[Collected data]
(begin)
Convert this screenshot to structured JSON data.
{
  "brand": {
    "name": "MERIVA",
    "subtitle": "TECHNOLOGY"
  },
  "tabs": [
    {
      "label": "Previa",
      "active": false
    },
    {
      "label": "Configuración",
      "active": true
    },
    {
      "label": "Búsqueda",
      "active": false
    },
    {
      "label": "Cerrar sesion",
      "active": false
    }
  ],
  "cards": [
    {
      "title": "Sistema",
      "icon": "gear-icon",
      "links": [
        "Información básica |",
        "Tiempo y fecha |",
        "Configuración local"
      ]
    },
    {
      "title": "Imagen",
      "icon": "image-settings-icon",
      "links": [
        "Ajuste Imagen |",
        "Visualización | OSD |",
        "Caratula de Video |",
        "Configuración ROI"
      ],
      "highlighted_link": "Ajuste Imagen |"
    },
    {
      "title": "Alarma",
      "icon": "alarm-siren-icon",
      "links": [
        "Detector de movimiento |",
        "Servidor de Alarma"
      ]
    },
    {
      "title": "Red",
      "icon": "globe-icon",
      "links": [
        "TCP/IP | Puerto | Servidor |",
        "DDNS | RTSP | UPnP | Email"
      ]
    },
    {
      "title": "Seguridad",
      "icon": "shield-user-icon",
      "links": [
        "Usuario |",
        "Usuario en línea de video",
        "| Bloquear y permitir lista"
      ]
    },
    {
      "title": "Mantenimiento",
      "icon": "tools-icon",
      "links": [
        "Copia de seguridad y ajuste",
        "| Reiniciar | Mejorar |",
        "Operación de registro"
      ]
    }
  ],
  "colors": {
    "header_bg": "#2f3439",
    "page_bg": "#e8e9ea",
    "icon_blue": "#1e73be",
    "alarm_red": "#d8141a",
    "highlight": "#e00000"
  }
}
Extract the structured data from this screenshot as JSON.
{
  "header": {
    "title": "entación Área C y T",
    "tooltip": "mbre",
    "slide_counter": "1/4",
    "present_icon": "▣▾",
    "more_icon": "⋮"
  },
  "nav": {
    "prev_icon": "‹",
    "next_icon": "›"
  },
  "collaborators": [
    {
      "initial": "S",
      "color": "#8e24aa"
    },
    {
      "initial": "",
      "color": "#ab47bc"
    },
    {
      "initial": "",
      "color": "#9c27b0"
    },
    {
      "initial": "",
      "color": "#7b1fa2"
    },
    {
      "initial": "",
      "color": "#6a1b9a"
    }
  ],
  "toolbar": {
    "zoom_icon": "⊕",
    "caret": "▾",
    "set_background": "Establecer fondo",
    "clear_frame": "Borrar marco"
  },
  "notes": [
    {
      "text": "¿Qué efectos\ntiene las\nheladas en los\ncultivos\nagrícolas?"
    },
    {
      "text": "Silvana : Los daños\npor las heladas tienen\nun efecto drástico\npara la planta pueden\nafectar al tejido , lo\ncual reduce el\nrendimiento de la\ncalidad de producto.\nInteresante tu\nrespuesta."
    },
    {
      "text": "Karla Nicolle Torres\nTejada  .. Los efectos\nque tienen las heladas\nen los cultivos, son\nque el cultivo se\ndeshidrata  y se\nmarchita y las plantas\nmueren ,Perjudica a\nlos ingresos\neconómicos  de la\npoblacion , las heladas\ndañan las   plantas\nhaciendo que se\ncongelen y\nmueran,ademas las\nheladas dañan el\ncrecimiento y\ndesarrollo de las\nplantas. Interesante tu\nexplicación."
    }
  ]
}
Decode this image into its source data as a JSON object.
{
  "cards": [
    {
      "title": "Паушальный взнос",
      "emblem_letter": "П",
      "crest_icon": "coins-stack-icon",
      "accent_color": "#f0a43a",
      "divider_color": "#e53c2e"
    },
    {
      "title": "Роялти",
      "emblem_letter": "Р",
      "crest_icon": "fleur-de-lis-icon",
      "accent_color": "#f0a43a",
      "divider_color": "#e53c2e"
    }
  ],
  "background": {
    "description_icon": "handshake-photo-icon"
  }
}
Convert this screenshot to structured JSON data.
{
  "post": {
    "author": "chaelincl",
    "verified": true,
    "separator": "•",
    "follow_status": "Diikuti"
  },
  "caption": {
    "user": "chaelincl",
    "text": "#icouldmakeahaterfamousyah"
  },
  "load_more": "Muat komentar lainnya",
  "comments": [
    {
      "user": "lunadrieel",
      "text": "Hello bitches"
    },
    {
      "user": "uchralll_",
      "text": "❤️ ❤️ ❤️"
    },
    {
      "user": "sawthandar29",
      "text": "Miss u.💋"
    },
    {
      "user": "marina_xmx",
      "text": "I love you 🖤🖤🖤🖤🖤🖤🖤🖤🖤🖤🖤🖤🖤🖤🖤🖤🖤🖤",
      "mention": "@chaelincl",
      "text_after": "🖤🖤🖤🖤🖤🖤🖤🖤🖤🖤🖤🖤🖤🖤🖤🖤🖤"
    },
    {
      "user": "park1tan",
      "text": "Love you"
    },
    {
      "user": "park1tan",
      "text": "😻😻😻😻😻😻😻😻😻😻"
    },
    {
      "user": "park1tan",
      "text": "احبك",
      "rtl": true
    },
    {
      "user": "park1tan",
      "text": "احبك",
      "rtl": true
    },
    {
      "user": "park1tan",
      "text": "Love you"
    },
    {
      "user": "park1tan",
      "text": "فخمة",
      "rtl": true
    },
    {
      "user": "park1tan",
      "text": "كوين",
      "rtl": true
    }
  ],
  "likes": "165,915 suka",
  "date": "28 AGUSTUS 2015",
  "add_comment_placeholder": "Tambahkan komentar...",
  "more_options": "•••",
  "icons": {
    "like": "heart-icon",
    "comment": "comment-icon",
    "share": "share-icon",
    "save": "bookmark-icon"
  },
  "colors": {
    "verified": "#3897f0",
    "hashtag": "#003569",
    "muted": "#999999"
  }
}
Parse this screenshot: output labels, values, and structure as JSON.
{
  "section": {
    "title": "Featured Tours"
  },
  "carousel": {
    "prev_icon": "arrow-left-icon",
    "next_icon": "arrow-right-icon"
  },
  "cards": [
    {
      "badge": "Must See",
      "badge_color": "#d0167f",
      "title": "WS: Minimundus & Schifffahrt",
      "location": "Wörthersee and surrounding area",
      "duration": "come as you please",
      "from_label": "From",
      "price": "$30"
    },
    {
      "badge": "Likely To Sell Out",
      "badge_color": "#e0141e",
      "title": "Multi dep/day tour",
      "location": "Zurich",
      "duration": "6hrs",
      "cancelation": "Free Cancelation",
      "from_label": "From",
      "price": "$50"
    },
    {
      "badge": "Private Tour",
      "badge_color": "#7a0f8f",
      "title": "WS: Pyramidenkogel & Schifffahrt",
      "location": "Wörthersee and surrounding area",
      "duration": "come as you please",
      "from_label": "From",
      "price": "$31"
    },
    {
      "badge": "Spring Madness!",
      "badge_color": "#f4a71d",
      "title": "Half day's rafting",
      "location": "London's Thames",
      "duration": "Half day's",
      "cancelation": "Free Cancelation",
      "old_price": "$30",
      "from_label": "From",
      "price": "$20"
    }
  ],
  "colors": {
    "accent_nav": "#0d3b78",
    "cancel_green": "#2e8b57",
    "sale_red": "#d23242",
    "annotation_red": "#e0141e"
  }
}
(end)
--- PROBLEM TO SOLVE ---
Every line of the data above should be reproduced word for word.

--- RESULT FOR THIS TASK ---
Convert this screenshot to structured JSON data.
{
  "brand": {
    "name": "MERIVA",
    "subtitle": "TECHNOLOGY"
  },
  "tabs": [
    {
      "label": "Previa",
      "active": false
    },
    {
      "label": "Configuración",
      "active": true
    },
    {
      "label": "Búsqueda",
      "active": false
    },
    {
      "label": "Cerrar sesion",
      "active": false
    }
  ],
  "cards": [
    {
      "title": "Sistema",
      "icon": "gear-icon",
      "links": [
        "Información básica |",
        "Tiempo y fecha |",
        "Configuración local"
      ]
    },
    {
      "title": "Imagen",
      "icon": "image-settings-icon",
      "links": [
        "Ajuste Imagen |",
        "Visualización | OSD |",
        "Caratula de Video |",
        "Configuración ROI"
      ],
      "highlighted_link": "Ajuste Imagen |"
    },
    {
      "title": "Alarma",
      "icon": "alarm-siren-icon",
      "links": [
        "Detector de movimiento |",
        "Servidor de Alarma"
      ]
    },
    {
      "title": "Red",
      "icon": "globe-icon",
      "links": [
        "TCP/IP | Puerto | Servidor |",
        "DDNS | RTSP | UPnP | Email"
      ]
    },
    {
      "title": "Seguridad",
      "icon": "shield-user-icon",
      "links": [
        "Usuario |",
        "Usuario en línea de video",
        "| Bloquear y permitir lista"
      ]
    },
    {
      "title": "Mantenimiento",
      "icon": "tools-icon",
      "links": [
        "Copia de seguridad y ajuste",
        "| Reiniciar | Mejorar |",
        "Operación de registro"
      ]
    }
  ],
  "colors": {
    "header_bg": "#2f3439",
    "page_bg": "#e8e9ea",
    "icon_blue": "#1e73be",
    "alarm_red": "#d8141a",
    "highlight": "#e00000"
  }
}
Extract the structured data from this screenshot as JSON.
{
  "header": {
    "title": "entación Área C y T",
    "tooltip": "mbre",
    "slide_counter": "1/4",
    "present_icon": "▣▾",
    "more_icon": "⋮"
  },
  "nav": {
    "prev_icon": "‹",
    "next_icon": "›"
  },
  "collaborators": [
    {
      "initial": "S",
      "color": "#8e24aa"
    },
    {
      "initial": "",
      "color": "#ab47bc"
    },
    {
      "initial": "",
      "color": "#9c27b0"
    },
    {
      "initial": "",
      "color": "#7b1fa2"
    },
    {
      "initial": "",
      "color": "#6a1b9a"
    }
  ],
  "toolbar": {
    "zoom_icon": "⊕",
    "caret": "▾",
    "set_background": "Establecer fondo",
    "clear_frame": "Borrar marco"
  },
  "notes": [
    {
      "text": "¿Qué efectos\ntiene las\nheladas en los\ncultivos\nagrícolas?"
    },
    {
      "text": "Silvana : Los daños\npor las heladas tienen\nun efecto drástico\npara la planta pueden\nafectar al tejido , lo\ncual reduce el\nrendimiento de la\ncalidad de producto.\nInteresante tu\nrespuesta."
    },
    {
      "text": "Karla Nicolle Torres\nTejada  .. Los efectos\nque tienen las heladas\nen los cultivos, son\nque el cultivo se\ndeshidrata  y se\nmarchita y las plantas\nmueren ,Perjudica a\nlos ingresos\neconómicos  de la\npoblacion , las heladas\ndañan las   plantas\nhaciendo que se\ncongelen y\nmueran,ademas las\nheladas dañan el\ncrecimiento y\ndesarrollo de las\nplantas. Interesante tu\nexplicación."
    }
  ]
}
Decode this image into its source data as a JSON object.
{
  "cards": [
    {
      "title": "Паушальный взнос",
      "emblem_letter": "П",
      "crest_icon": "coins-stack-icon",
      "accent_color": "#f0a43a",
      "divider_color": "#e53c2e"
    },
    {
      "title": "Роялти",
      "emblem_letter": "Р",
      "crest_icon": "fleur-de-lis-icon",
      "accent_color": "#f0a43a",
      "divider_color": "#e53c2e"
    }
  ],
  "background": {
    "description_icon": "handshake-photo-icon"
  }
}
Convert this screenshot to structured JSON data.
{
  "post": {
    "author": "chaelincl",
    "verified": true,
    "separator": "•",
    "follow_status": "Diikuti"
  },
  "caption": {
    "user": "chaelincl",
    "text": "#icouldmakeahaterfamousyah"
  },
  "load_more": "Muat komentar lainnya",
  "comments": [
    {
      "user": "lunadrieel",
      "text": "Hello bitches"
    },
    {
      "user": "uchralll_",
      "text": "❤️ ❤️ ❤️"
    },
    {
      "user": "sawthandar29",
      "text": "Miss u.💋"
    },
    {
      "user": "marina_xmx",
      "text": "I love you 🖤🖤🖤🖤🖤🖤🖤🖤🖤🖤🖤🖤🖤🖤🖤🖤🖤🖤",
      "mention": "@chaelincl",
      "text_after": "🖤🖤🖤🖤🖤🖤🖤🖤🖤🖤🖤🖤🖤🖤🖤🖤🖤"
    },
    {
      "user": "park1tan",
      "text": "Love you"
    },
    {
      "user": "park1tan",
      "text": "😻😻😻😻😻😻😻😻😻😻"
    },
    {
      "user": "park1tan",
      "text": "احبك",
      "rtl": true
    },
    {
      "user": "park1tan",
      "text": "احبك",
      "rtl": true
    },
    {
      "user": "park1tan",
      "text": "Love you"
    },
    {
      "user": "park1tan",
      "text": "فخمة",
      "rtl": true
    },
    {
      "user": "park1tan",
      "text": "كوين",
      "rtl": true
    }
  ],
  "likes": "165,915 suka",
  "date": "28 AGUSTUS 2015",
  "add_comment_placeholder": "Tambahkan komentar...",
  "more_options": "•••",
  "icons": {
    "like": "heart-icon",
    "comment": "comment-icon",
    "share": "share-icon",
    "save": "bookmark-icon"
  },
  "colors": {
    "verified": "#3897f0",
    "hashtag": "#003569",
    "muted": "#999999"
  }
}
Parse this screenshot: output labels, values, and structure as JSON.
{
  "section": {
    "title": "Featured Tours"
  },
  "carousel": {
    "prev_icon": "arrow-left-icon",
    "next_icon": "arrow-right-icon"
  },
  "cards": [
    {
      "badge": "Must See",
      "badge_color": "#d0167f",
      "title": "WS: Minimundus & Schifffahrt",
      "location": "Wörthersee and surrounding area",
      "duration": "come as you please",
      "from_label": "From",
      "price": "$30"
    },
    {
      "badge": "Likely To Sell Out",
      "badge_color": "#e0141e",
      "title": "Multi dep/day tour",
      "location": "Zurich",
      "duration": "6hrs",
      "cancelation": "Free Cancelation",
      "from_label": "From",
      "price": "$50"
    },
    {
      "badge": "Private Tour",
      "badge_color": "#7a0f8f",
      "title": "WS: Pyramidenkogel & Schifffahrt",
      "location": "Wörthersee and surrounding area",
      "duration": "come as you please",
      "from_label": "From",
      "price": "$31"
    },
    {
      "badge": "Spring Madness!",
      "badge_color": "#f4a71d",
      "title": "Half day's rafting",
      "location": "London's Thames",
      "duration": "Half day's",
      "cancelation": "Free Cancelation",
      "old_price": "$30",
      "from_label": "From",
      "price": "$20"
    }
  ],
  "colors": {
    "accent_nav": "#0d3b78",
    "cancel_green": "#2e8b57",
    "sale_red": "#d23242",
    "annotation_red": "#e0141e"
  }
}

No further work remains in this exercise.